* Problem details *
Could you transcribe every record below exactly as written, leaving out any pictures?

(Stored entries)
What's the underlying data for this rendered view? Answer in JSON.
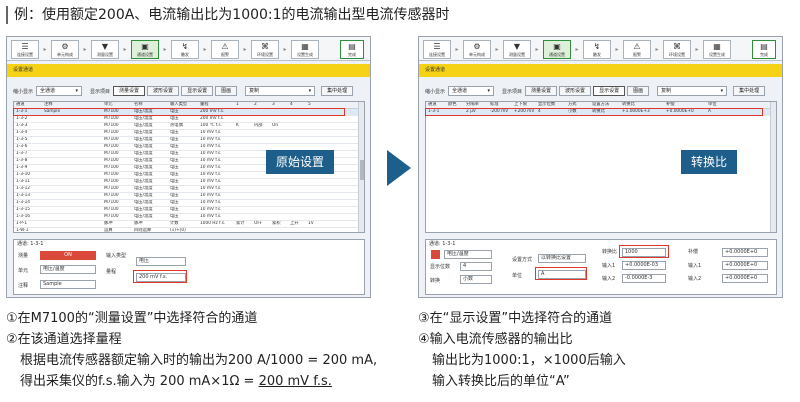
{
  "heading": "例：使用额定200A、电流输出比为1000:1的电流输出型电流传感器时",
  "toolbar": {
    "buttons": [
      {
        "icon": "☰",
        "label": "连接设置"
      },
      {
        "icon": "⚙",
        "label": "单元构成"
      },
      {
        "icon": "▼",
        "label": "测量设置"
      },
      {
        "icon": "▣",
        "label": "通道设置"
      },
      {
        "icon": "↯",
        "label": "触发"
      },
      {
        "icon": "⚠",
        "label": "报警"
      },
      {
        "icon": "⌘",
        "label": "环境设置"
      },
      {
        "icon": "▦",
        "label": "设置生成"
      }
    ],
    "close_label": "完成"
  },
  "left": {
    "section_title": "设置通道",
    "display_label": "缩小显示",
    "display_value": "全通道",
    "items_label": "显示项目",
    "tabs": [
      "测量设置",
      "波形设置",
      "显示设置",
      "图画"
    ],
    "copy_label": "复制",
    "batch_label": "集中处理",
    "columns": [
      "通道",
      "注释",
      "单元",
      "名称",
      "输入类型",
      "量程",
      "1",
      "2",
      "3",
      "4",
      "5"
    ],
    "rows": [
      [
        "1-3-1",
        "Sample",
        "M7100",
        "电压/温度",
        "电压",
        "200 mV f.s.",
        "",
        "",
        "",
        "",
        ""
      ],
      [
        "1-3-2",
        "",
        "M7100",
        "电压/温度",
        "电压",
        "200 mV f.s.",
        "",
        "",
        "",
        "",
        ""
      ],
      [
        "1-3-3",
        "",
        "M7100",
        "电压/温度",
        "热电偶",
        "100 ℃ f.s.",
        "K",
        "内部",
        "On",
        "",
        ""
      ],
      [
        "1-3-4",
        "",
        "M7100",
        "电压/温度",
        "电压",
        "10 mV f.s.",
        "",
        "",
        "",
        "",
        ""
      ],
      [
        "1-3-5",
        "",
        "M7100",
        "电压/温度",
        "电压",
        "10 mV f.s.",
        "",
        "",
        "",
        "",
        ""
      ],
      [
        "1-3-6",
        "",
        "M7100",
        "电压/温度",
        "电压",
        "10 mV f.s.",
        "",
        "",
        "",
        "",
        ""
      ],
      [
        "1-3-7",
        "",
        "M7100",
        "电压/温度",
        "电压",
        "10 mV f.s.",
        "",
        "",
        "",
        "",
        ""
      ],
      [
        "1-3-8",
        "",
        "M7100",
        "电压/温度",
        "电压",
        "10 mV f.s.",
        "",
        "",
        "",
        "",
        ""
      ],
      [
        "1-3-9",
        "",
        "M7100",
        "电压/温度",
        "电压",
        "10 mV f.s.",
        "",
        "",
        "",
        "",
        ""
      ],
      [
        "1-3-10",
        "",
        "M7100",
        "电压/温度",
        "电压",
        "10 mV f.s.",
        "",
        "",
        "",
        "",
        ""
      ],
      [
        "1-3-11",
        "",
        "M7100",
        "电压/温度",
        "电压",
        "10 mV f.s.",
        "",
        "",
        "",
        "",
        ""
      ],
      [
        "1-3-12",
        "",
        "M7100",
        "电压/温度",
        "电压",
        "10 mV f.s.",
        "",
        "",
        "",
        "",
        ""
      ],
      [
        "1-3-13",
        "",
        "M7100",
        "电压/温度",
        "电压",
        "10 mV f.s.",
        "",
        "",
        "",
        "",
        ""
      ],
      [
        "1-3-14",
        "",
        "M7100",
        "电压/温度",
        "电压",
        "10 mV f.s.",
        "",
        "",
        "",
        "",
        ""
      ],
      [
        "1-3-15",
        "",
        "M7100",
        "电压/温度",
        "电压",
        "10 mV f.s.",
        "",
        "",
        "",
        "",
        ""
      ],
      [
        "1-3-16",
        "",
        "M7100",
        "电压/温度",
        "电压",
        "10 mV f.s.",
        "",
        "",
        "",
        "",
        ""
      ],
      [
        "1-P-1",
        "",
        "脉冲",
        "脉冲",
        "计数",
        "1000 Hz f.s.",
        "累计",
        "OFF",
        "累积",
        "上升",
        "1V"
      ],
      [
        "1-W-1",
        "",
        "运算",
        "四则运算",
        "(1)+(0)",
        "",
        "",
        "",
        "",
        "",
        ""
      ],
      [
        "1-W-2",
        "",
        "运算",
        "四则运算",
        "(1)+(0)",
        "",
        "",
        "",
        "",
        "",
        ""
      ]
    ],
    "overlay_label": "原始设置",
    "panel_title": "通道: 1-3-1",
    "measure_label": "测量",
    "measure_value": "ON",
    "unit_label": "单元",
    "unit_value": "电压/温度",
    "note_label": "注释",
    "note_value": "Sample",
    "input_type_label": "输入类型",
    "input_type_value": "电压",
    "range_label": "量程",
    "range_value": "200 mV f.s."
  },
  "right": {
    "section_title": "设置通道",
    "display_label": "缩小显示",
    "display_value": "全通道",
    "items_label": "显示项目",
    "tabs": [
      "测量设置",
      "波形设置",
      "显示设置",
      "图画"
    ],
    "copy_label": "复制",
    "batch_label": "集中处理",
    "columns": [
      "通道",
      "颜色",
      "分隔率",
      "标准",
      "上下限",
      "显示位数",
      "方式",
      "设置方法",
      "转换比",
      "补偿",
      "单位"
    ],
    "rows": [
      [
        "1-3-1",
        "",
        "2 µV",
        "-200 mV",
        "+200 mV",
        "4",
        "小数",
        "转换比",
        "+1.0000E+3",
        "+0.0000E+0",
        "A"
      ]
    ],
    "overlay_label": "转换比",
    "panel_title": "通道: 1-3-1",
    "unit_name_value": "电压/温度",
    "digits_label": "显示位数",
    "digits_value": "4",
    "convert_label": "转换",
    "convert_value": "小数",
    "method_label": "设置方式",
    "method_value": "以转换比设置",
    "unit_label": "单位",
    "unit_value": "A",
    "ratio_label": "转换比",
    "ratio_value": "1000",
    "offset_label": "补偿",
    "offset_value": "+0.0000E+0",
    "in1_label": "输入1",
    "in1_value": "+0.0000E-03",
    "in2_label": "输入2",
    "in2_value": "-0.0000E-3",
    "out1_label": "输入1",
    "out1_value": "+0.0000E+0",
    "out2_label": "输入2",
    "out2_value": "+0.0000E+0"
  },
  "captions_left": {
    "line1": "①在M7100的“测量设置”中选择符合的通道",
    "line2": "②在该通道选择量程",
    "line3": "根据电流传感器额定输入时的输出为200 A/1000 = 200 mA,",
    "line4a": "得出采集仪的f.s.输入为 200 mA×1Ω = ",
    "line4b": "200 mV f.s."
  },
  "captions_right": {
    "line1": "③在“显示设置”中选择符合的通道",
    "line2": "④输入电流传感器的输出比",
    "line3": "输出比为1000:1，×1000后输入",
    "line4": "输入转换比后的单位“A”"
  },
  "colors": {
    "accent_yellow": "#f5d216",
    "highlight_red": "#e0372b",
    "overlay_blue": "#1e5e8a",
    "button_red": "#d94a3a",
    "active_green": "#2d8f3a"
  }
}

* Output of the exercise *
What's the underlying data for this rendered view? Answer in JSON.
{
  "heading": "例：使用额定200A、电流输出比为1000:1的电流输出型电流传感器时",
  "toolbar": {
    "buttons": [
      {
        "icon": "☰",
        "label": "连接设置"
      },
      {
        "icon": "⚙",
        "label": "单元构成"
      },
      {
        "icon": "▼",
        "label": "测量设置"
      },
      {
        "icon": "▣",
        "label": "通道设置"
      },
      {
        "icon": "↯",
        "label": "触发"
      },
      {
        "icon": "⚠",
        "label": "报警"
      },
      {
        "icon": "⌘",
        "label": "环境设置"
      },
      {
        "icon": "▦",
        "label": "设置生成"
      }
    ],
    "close_label": "完成"
  },
  "left": {
    "section_title": "设置通道",
    "display_label": "缩小显示",
    "display_value": "全通道",
    "items_label": "显示项目",
    "tabs": [
      "测量设置",
      "波形设置",
      "显示设置",
      "图画"
    ],
    "copy_label": "复制",
    "batch_label": "集中处理",
    "columns": [
      "通道",
      "注释",
      "单元",
      "名称",
      "输入类型",
      "量程",
      "1",
      "2",
      "3",
      "4",
      "5"
    ],
    "rows": [
      [
        "1-3-1",
        "Sample",
        "M7100",
        "电压/温度",
        "电压",
        "200 mV f.s.",
        "",
        "",
        "",
        "",
        ""
      ],
      [
        "1-3-2",
        "",
        "M7100",
        "电压/温度",
        "电压",
        "200 mV f.s.",
        "",
        "",
        "",
        "",
        ""
      ],
      [
        "1-3-3",
        "",
        "M7100",
        "电压/温度",
        "热电偶",
        "100 ℃ f.s.",
        "K",
        "内部",
        "On",
        "",
        ""
      ],
      [
        "1-3-4",
        "",
        "M7100",
        "电压/温度",
        "电压",
        "10 mV f.s.",
        "",
        "",
        "",
        "",
        ""
      ],
      [
        "1-3-5",
        "",
        "M7100",
        "电压/温度",
        "电压",
        "10 mV f.s.",
        "",
        "",
        "",
        "",
        ""
      ],
      [
        "1-3-6",
        "",
        "M7100",
        "电压/温度",
        "电压",
        "10 mV f.s.",
        "",
        "",
        "",
        "",
        ""
      ],
      [
        "1-3-7",
        "",
        "M7100",
        "电压/温度",
        "电压",
        "10 mV f.s.",
        "",
        "",
        "",
        "",
        ""
      ],
      [
        "1-3-8",
        "",
        "M7100",
        "电压/温度",
        "电压",
        "10 mV f.s.",
        "",
        "",
        "",
        "",
        ""
      ],
      [
        "1-3-9",
        "",
        "M7100",
        "电压/温度",
        "电压",
        "10 mV f.s.",
        "",
        "",
        "",
        "",
        ""
      ],
      [
        "1-3-10",
        "",
        "M7100",
        "电压/温度",
        "电压",
        "10 mV f.s.",
        "",
        "",
        "",
        "",
        ""
      ],
      [
        "1-3-11",
        "",
        "M7100",
        "电压/温度",
        "电压",
        "10 mV f.s.",
        "",
        "",
        "",
        "",
        ""
      ],
      [
        "1-3-12",
        "",
        "M7100",
        "电压/温度",
        "电压",
        "10 mV f.s.",
        "",
        "",
        "",
        "",
        ""
      ],
      [
        "1-3-13",
        "",
        "M7100",
        "电压/温度",
        "电压",
        "10 mV f.s.",
        "",
        "",
        "",
        "",
        ""
      ],
      [
        "1-3-14",
        "",
        "M7100",
        "电压/温度",
        "电压",
        "10 mV f.s.",
        "",
        "",
        "",
        "",
        ""
      ],
      [
        "1-3-15",
        "",
        "M7100",
        "电压/温度",
        "电压",
        "10 mV f.s.",
        "",
        "",
        "",
        "",
        ""
      ],
      [
        "1-3-16",
        "",
        "M7100",
        "电压/温度",
        "电压",
        "10 mV f.s.",
        "",
        "",
        "",
        "",
        ""
      ],
      [
        "1-P-1",
        "",
        "脉冲",
        "脉冲",
        "计数",
        "1000 Hz f.s.",
        "累计",
        "OFF",
        "累积",
        "上升",
        "1V"
      ],
      [
        "1-W-1",
        "",
        "运算",
        "四则运算",
        "(1)+(0)",
        "",
        "",
        "",
        "",
        "",
        ""
      ],
      [
        "1-W-2",
        "",
        "运算",
        "四则运算",
        "(1)+(0)",
        "",
        "",
        "",
        "",
        "",
        ""
      ]
    ],
    "overlay_label": "原始设置",
    "panel_title": "通道: 1-3-1",
    "measure_label": "测量",
    "measure_value": "ON",
    "unit_label": "单元",
    "unit_value": "电压/温度",
    "note_label": "注释",
    "note_value": "Sample",
    "input_type_label": "输入类型",
    "input_type_value": "电压",
    "range_label": "量程",
    "range_value": "200 mV f.s."
  },
  "right": {
    "section_title": "设置通道",
    "display_label": "缩小显示",
    "display_value": "全通道",
    "items_label": "显示项目",
    "tabs": [
      "测量设置",
      "波形设置",
      "显示设置",
      "图画"
    ],
    "copy_label": "复制",
    "batch_label": "集中处理",
    "columns": [
      "通道",
      "颜色",
      "分隔率",
      "标准",
      "上下限",
      "显示位数",
      "方式",
      "设置方法",
      "转换比",
      "补偿",
      "单位"
    ],
    "rows": [
      [
        "1-3-1",
        "",
        "2 µV",
        "-200 mV",
        "+200 mV",
        "4",
        "小数",
        "转换比",
        "+1.0000E+3",
        "+0.0000E+0",
        "A"
      ]
    ],
    "overlay_label": "转换比",
    "panel_title": "通道: 1-3-1",
    "unit_name_value": "电压/温度",
    "digits_label": "显示位数",
    "digits_value": "4",
    "convert_label": "转换",
    "convert_value": "小数",
    "method_label": "设置方式",
    "method_value": "以转换比设置",
    "unit_label": "单位",
    "unit_value": "A",
    "ratio_label": "转换比",
    "ratio_value": "1000",
    "offset_label": "补偿",
    "offset_value": "+0.0000E+0",
    "in1_label": "输入1",
    "in1_value": "+0.0000E-03",
    "in2_label": "输入2",
    "in2_value": "-0.0000E-3",
    "out1_label": "输入1",
    "out1_value": "+0.0000E+0",
    "out2_label": "输入2",
    "out2_value": "+0.0000E+0"
  },
  "captions_left": {
    "line1": "①在M7100的“测量设置”中选择符合的通道",
    "line2": "②在该通道选择量程",
    "line3": "根据电流传感器额定输入时的输出为200 A/1000 = 200 mA,",
    "line4a": "得出采集仪的f.s.输入为 200 mA×1Ω = ",
    "line4b": "200 mV f.s."
  },
  "captions_right": {
    "line1": "③在“显示设置”中选择符合的通道",
    "line2": "④输入电流传感器的输出比",
    "line3": "输出比为1000:1，×1000后输入",
    "line4": "输入转换比后的单位“A”"
  },
  "colors": {
    "accent_yellow": "#f5d216",
    "highlight_red": "#e0372b",
    "overlay_blue": "#1e5e8a",
    "button_red": "#d94a3a",
    "active_green": "#2d8f3a"
  }
}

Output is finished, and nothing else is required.